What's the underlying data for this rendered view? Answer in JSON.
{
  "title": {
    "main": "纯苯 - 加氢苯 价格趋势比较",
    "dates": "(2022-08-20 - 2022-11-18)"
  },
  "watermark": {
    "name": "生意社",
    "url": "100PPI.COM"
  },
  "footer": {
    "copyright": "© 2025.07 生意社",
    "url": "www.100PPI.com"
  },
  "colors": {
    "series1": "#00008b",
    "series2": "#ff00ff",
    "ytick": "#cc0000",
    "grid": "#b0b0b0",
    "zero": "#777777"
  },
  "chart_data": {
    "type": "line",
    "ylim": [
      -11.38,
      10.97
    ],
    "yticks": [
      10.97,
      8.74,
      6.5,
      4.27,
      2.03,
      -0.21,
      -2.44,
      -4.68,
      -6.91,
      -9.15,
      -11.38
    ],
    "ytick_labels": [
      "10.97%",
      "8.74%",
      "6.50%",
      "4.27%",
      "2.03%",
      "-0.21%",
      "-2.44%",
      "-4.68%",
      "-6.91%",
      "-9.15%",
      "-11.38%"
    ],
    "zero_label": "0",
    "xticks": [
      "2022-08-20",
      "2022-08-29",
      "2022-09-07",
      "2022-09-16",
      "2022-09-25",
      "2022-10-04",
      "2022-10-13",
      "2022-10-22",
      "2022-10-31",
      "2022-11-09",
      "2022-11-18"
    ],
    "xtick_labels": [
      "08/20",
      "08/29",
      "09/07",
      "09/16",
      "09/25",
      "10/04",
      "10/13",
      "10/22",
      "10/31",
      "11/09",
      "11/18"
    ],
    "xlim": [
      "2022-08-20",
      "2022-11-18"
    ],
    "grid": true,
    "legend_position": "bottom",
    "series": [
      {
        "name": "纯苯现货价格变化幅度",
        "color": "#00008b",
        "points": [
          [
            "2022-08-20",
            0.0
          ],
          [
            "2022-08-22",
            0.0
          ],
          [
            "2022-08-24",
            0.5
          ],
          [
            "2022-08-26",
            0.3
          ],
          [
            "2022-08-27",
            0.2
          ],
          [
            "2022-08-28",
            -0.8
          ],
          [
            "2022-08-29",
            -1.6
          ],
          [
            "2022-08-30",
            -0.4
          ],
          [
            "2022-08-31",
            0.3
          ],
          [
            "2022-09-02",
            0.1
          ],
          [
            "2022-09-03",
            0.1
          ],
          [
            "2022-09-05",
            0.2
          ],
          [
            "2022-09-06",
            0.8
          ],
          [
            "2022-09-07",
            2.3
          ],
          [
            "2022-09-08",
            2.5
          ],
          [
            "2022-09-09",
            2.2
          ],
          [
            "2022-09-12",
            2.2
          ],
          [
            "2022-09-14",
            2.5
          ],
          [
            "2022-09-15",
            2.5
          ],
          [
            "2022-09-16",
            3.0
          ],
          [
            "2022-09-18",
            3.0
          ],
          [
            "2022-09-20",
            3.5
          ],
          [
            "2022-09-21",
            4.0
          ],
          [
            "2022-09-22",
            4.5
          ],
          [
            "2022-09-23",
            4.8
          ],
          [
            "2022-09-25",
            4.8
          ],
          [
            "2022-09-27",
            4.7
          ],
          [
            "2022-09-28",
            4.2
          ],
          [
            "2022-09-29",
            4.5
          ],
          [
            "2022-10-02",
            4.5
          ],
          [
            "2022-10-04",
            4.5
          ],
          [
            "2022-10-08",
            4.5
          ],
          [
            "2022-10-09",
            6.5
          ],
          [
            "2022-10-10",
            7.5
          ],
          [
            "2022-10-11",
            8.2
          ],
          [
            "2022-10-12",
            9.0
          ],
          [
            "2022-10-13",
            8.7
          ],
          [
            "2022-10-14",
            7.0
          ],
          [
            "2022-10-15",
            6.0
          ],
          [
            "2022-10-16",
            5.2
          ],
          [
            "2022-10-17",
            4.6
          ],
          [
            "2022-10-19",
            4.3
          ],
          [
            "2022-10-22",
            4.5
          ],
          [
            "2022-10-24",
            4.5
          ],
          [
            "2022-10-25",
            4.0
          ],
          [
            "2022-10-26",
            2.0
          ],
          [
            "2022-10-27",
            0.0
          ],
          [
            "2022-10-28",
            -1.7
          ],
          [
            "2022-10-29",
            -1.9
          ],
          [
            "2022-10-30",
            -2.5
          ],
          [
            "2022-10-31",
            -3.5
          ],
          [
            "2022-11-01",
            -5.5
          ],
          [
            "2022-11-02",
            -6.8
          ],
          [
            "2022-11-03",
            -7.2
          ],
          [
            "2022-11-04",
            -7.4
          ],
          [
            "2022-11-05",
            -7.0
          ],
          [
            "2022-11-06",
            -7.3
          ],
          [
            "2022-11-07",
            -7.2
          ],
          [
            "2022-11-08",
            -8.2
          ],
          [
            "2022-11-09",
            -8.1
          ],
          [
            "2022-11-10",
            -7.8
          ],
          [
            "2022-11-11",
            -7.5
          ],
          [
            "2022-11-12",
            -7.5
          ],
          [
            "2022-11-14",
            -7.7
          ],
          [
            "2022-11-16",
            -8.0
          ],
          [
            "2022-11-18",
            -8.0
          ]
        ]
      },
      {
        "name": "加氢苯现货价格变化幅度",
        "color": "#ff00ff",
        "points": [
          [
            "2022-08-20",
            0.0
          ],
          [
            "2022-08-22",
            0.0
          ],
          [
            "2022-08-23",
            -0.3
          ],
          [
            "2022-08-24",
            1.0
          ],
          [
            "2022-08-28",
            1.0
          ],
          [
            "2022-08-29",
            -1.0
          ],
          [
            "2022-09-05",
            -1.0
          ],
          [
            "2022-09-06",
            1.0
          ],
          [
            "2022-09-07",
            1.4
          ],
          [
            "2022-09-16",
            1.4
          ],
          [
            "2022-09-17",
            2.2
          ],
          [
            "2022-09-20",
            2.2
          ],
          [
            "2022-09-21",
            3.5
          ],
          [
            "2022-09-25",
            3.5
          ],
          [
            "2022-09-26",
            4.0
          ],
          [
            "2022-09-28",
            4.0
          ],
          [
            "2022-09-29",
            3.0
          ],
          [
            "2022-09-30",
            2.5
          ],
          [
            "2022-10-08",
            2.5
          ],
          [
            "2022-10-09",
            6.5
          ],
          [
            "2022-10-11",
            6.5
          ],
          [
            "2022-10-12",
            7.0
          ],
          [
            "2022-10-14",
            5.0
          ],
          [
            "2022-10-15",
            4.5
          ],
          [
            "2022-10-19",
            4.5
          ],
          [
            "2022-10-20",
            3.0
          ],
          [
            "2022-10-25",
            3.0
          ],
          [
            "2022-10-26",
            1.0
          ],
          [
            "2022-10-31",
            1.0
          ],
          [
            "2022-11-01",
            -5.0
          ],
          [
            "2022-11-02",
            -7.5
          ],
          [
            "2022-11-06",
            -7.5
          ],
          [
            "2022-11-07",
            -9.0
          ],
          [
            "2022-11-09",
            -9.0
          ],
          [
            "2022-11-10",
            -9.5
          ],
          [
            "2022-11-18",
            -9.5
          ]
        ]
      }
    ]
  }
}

REQUIREMENTS: Exact copies of all the records are required.

TASK RESULT:
What's the underlying data for this rendered view? Answer in JSON.
{
  "title": {
    "main": "纯苯 - 加氢苯 价格趋势比较",
    "dates": "(2022-08-20 - 2022-11-18)"
  },
  "watermark": {
    "name": "生意社",
    "url": "100PPI.COM"
  },
  "footer": {
    "copyright": "© 2025.07 生意社",
    "url": "www.100PPI.com"
  },
  "colors": {
    "series1": "#00008b",
    "series2": "#ff00ff",
    "ytick": "#cc0000",
    "grid": "#b0b0b0",
    "zero": "#777777"
  },
  "chart_data": {
    "type": "line",
    "ylim": [
      -11.38,
      10.97
    ],
    "yticks": [
      10.97,
      8.74,
      6.5,
      4.27,
      2.03,
      -0.21,
      -2.44,
      -4.68,
      -6.91,
      -9.15,
      -11.38
    ],
    "ytick_labels": [
      "10.97%",
      "8.74%",
      "6.50%",
      "4.27%",
      "2.03%",
      "-0.21%",
      "-2.44%",
      "-4.68%",
      "-6.91%",
      "-9.15%",
      "-11.38%"
    ],
    "zero_label": "0",
    "xticks": [
      "2022-08-20",
      "2022-08-29",
      "2022-09-07",
      "2022-09-16",
      "2022-09-25",
      "2022-10-04",
      "2022-10-13",
      "2022-10-22",
      "2022-10-31",
      "2022-11-09",
      "2022-11-18"
    ],
    "xtick_labels": [
      "08/20",
      "08/29",
      "09/07",
      "09/16",
      "09/25",
      "10/04",
      "10/13",
      "10/22",
      "10/31",
      "11/09",
      "11/18"
    ],
    "xlim": [
      "2022-08-20",
      "2022-11-18"
    ],
    "grid": true,
    "legend_position": "bottom",
    "series": [
      {
        "name": "纯苯现货价格变化幅度",
        "color": "#00008b",
        "points": [
          [
            "2022-08-20",
            0.0
          ],
          [
            "2022-08-22",
            0.0
          ],
          [
            "2022-08-24",
            0.5
          ],
          [
            "2022-08-26",
            0.3
          ],
          [
            "2022-08-27",
            0.2
          ],
          [
            "2022-08-28",
            -0.8
          ],
          [
            "2022-08-29",
            -1.6
          ],
          [
            "2022-08-30",
            -0.4
          ],
          [
            "2022-08-31",
            0.3
          ],
          [
            "2022-09-02",
            0.1
          ],
          [
            "2022-09-03",
            0.1
          ],
          [
            "2022-09-05",
            0.2
          ],
          [
            "2022-09-06",
            0.8
          ],
          [
            "2022-09-07",
            2.3
          ],
          [
            "2022-09-08",
            2.5
          ],
          [
            "2022-09-09",
            2.2
          ],
          [
            "2022-09-12",
            2.2
          ],
          [
            "2022-09-14",
            2.5
          ],
          [
            "2022-09-15",
            2.5
          ],
          [
            "2022-09-16",
            3.0
          ],
          [
            "2022-09-18",
            3.0
          ],
          [
            "2022-09-20",
            3.5
          ],
          [
            "2022-09-21",
            4.0
          ],
          [
            "2022-09-22",
            4.5
          ],
          [
            "2022-09-23",
            4.8
          ],
          [
            "2022-09-25",
            4.8
          ],
          [
            "2022-09-27",
            4.7
          ],
          [
            "2022-09-28",
            4.2
          ],
          [
            "2022-09-29",
            4.5
          ],
          [
            "2022-10-02",
            4.5
          ],
          [
            "2022-10-04",
            4.5
          ],
          [
            "2022-10-08",
            4.5
          ],
          [
            "2022-10-09",
            6.5
          ],
          [
            "2022-10-10",
            7.5
          ],
          [
            "2022-10-11",
            8.2
          ],
          [
            "2022-10-12",
            9.0
          ],
          [
            "2022-10-13",
            8.7
          ],
          [
            "2022-10-14",
            7.0
          ],
          [
            "2022-10-15",
            6.0
          ],
          [
            "2022-10-16",
            5.2
          ],
          [
            "2022-10-17",
            4.6
          ],
          [
            "2022-10-19",
            4.3
          ],
          [
            "2022-10-22",
            4.5
          ],
          [
            "2022-10-24",
            4.5
          ],
          [
            "2022-10-25",
            4.0
          ],
          [
            "2022-10-26",
            2.0
          ],
          [
            "2022-10-27",
            0.0
          ],
          [
            "2022-10-28",
            -1.7
          ],
          [
            "2022-10-29",
            -1.9
          ],
          [
            "2022-10-30",
            -2.5
          ],
          [
            "2022-10-31",
            -3.5
          ],
          [
            "2022-11-01",
            -5.5
          ],
          [
            "2022-11-02",
            -6.8
          ],
          [
            "2022-11-03",
            -7.2
          ],
          [
            "2022-11-04",
            -7.4
          ],
          [
            "2022-11-05",
            -7.0
          ],
          [
            "2022-11-06",
            -7.3
          ],
          [
            "2022-11-07",
            -7.2
          ],
          [
            "2022-11-08",
            -8.2
          ],
          [
            "2022-11-09",
            -8.1
          ],
          [
            "2022-11-10",
            -7.8
          ],
          [
            "2022-11-11",
            -7.5
          ],
          [
            "2022-11-12",
            -7.5
          ],
          [
            "2022-11-14",
            -7.7
          ],
          [
            "2022-11-16",
            -8.0
          ],
          [
            "2022-11-18",
            -8.0
          ]
        ]
      },
      {
        "name": "加氢苯现货价格变化幅度",
        "color": "#ff00ff",
        "points": [
          [
            "2022-08-20",
            0.0
          ],
          [
            "2022-08-22",
            0.0
          ],
          [
            "2022-08-23",
            -0.3
          ],
          [
            "2022-08-24",
            1.0
          ],
          [
            "2022-08-28",
            1.0
          ],
          [
            "2022-08-29",
            -1.0
          ],
          [
            "2022-09-05",
            -1.0
          ],
          [
            "2022-09-06",
            1.0
          ],
          [
            "2022-09-07",
            1.4
          ],
          [
            "2022-09-16",
            1.4
          ],
          [
            "2022-09-17",
            2.2
          ],
          [
            "2022-09-20",
            2.2
          ],
          [
            "2022-09-21",
            3.5
          ],
          [
            "2022-09-25",
            3.5
          ],
          [
            "2022-09-26",
            4.0
          ],
          [
            "2022-09-28",
            4.0
          ],
          [
            "2022-09-29",
            3.0
          ],
          [
            "2022-09-30",
            2.5
          ],
          [
            "2022-10-08",
            2.5
          ],
          [
            "2022-10-09",
            6.5
          ],
          [
            "2022-10-11",
            6.5
          ],
          [
            "2022-10-12",
            7.0
          ],
          [
            "2022-10-14",
            5.0
          ],
          [
            "2022-10-15",
            4.5
          ],
          [
            "2022-10-19",
            4.5
          ],
          [
            "2022-10-20",
            3.0
          ],
          [
            "2022-10-25",
            3.0
          ],
          [
            "2022-10-26",
            1.0
          ],
          [
            "2022-10-31",
            1.0
          ],
          [
            "2022-11-01",
            -5.0
          ],
          [
            "2022-11-02",
            -7.5
          ],
          [
            "2022-11-06",
            -7.5
          ],
          [
            "2022-11-07",
            -9.0
          ],
          [
            "2022-11-09",
            -9.0
          ],
          [
            "2022-11-10",
            -9.5
          ],
          [
            "2022-11-18",
            -9.5
          ]
        ]
      }
    ]
  }
}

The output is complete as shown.